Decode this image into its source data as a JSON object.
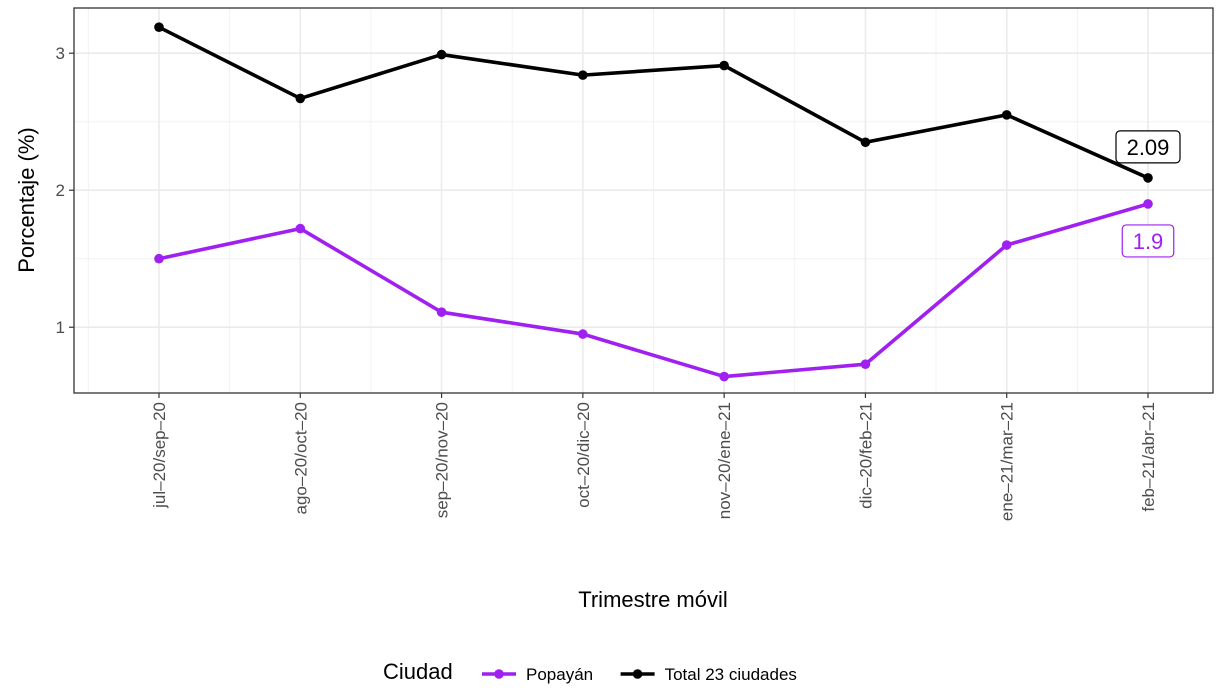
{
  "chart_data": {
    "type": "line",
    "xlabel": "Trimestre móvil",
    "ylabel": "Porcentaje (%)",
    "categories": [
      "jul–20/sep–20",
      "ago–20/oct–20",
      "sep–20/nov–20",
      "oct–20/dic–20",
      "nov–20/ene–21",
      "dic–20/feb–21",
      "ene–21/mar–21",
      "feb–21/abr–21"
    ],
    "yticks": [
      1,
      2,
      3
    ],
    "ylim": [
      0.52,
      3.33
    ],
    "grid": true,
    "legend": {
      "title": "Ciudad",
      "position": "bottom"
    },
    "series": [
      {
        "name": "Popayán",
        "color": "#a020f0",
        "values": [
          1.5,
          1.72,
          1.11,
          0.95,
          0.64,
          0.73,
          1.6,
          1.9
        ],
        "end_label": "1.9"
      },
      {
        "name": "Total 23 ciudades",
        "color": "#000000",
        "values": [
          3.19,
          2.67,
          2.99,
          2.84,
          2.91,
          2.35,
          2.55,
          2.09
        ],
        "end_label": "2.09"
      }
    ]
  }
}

____________

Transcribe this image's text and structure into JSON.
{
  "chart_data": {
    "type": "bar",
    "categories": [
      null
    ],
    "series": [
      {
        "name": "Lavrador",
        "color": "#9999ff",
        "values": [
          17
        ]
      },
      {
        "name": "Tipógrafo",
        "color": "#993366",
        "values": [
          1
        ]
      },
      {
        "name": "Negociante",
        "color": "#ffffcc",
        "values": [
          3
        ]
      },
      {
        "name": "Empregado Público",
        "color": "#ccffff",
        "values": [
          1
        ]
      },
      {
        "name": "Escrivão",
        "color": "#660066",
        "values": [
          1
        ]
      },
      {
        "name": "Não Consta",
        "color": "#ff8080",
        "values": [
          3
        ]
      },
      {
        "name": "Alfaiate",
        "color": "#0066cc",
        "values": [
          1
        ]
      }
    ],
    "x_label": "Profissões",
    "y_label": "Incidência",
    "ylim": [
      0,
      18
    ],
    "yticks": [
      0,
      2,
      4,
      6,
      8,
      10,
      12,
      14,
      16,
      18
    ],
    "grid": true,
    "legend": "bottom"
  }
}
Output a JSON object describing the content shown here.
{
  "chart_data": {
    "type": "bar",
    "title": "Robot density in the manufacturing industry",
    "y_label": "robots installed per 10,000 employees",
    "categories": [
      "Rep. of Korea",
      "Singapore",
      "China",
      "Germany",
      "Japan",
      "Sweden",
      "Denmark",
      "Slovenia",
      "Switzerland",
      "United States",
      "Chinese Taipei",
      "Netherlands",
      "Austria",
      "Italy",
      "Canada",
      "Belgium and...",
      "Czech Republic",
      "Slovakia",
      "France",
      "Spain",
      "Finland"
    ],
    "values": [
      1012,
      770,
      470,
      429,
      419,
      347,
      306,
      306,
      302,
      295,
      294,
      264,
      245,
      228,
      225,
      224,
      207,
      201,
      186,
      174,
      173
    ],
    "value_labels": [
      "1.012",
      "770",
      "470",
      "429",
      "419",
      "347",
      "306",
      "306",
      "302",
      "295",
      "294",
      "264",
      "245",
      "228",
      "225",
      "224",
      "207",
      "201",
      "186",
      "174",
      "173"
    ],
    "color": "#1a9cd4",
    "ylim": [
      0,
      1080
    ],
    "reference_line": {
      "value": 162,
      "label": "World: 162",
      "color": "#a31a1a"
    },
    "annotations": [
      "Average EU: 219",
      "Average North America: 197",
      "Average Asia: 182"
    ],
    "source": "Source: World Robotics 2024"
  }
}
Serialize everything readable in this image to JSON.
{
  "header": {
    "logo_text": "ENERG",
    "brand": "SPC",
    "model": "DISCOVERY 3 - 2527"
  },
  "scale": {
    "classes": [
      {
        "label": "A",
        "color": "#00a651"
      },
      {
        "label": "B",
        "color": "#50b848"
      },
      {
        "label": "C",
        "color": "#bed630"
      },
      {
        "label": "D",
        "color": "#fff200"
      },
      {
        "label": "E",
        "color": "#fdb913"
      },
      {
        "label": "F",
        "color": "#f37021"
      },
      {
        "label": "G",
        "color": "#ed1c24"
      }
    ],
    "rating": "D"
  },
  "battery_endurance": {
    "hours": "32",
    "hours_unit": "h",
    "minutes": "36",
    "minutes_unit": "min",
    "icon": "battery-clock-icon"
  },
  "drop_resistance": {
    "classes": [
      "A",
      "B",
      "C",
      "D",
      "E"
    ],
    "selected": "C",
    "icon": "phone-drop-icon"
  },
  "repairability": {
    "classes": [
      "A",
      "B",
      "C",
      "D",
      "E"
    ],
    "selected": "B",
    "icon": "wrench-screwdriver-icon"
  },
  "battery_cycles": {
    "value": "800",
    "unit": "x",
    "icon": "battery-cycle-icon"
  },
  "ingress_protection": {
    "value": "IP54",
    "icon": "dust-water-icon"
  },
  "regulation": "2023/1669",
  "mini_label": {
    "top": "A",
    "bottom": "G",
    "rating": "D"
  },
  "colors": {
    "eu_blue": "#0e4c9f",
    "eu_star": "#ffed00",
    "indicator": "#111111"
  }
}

____________

- **Goal of the exercise**
Extract every line above that contains the word "Average".

- **Result for this task**
      "Average EU: 219",
      "Average North America: 197",
      "Average Asia: 182"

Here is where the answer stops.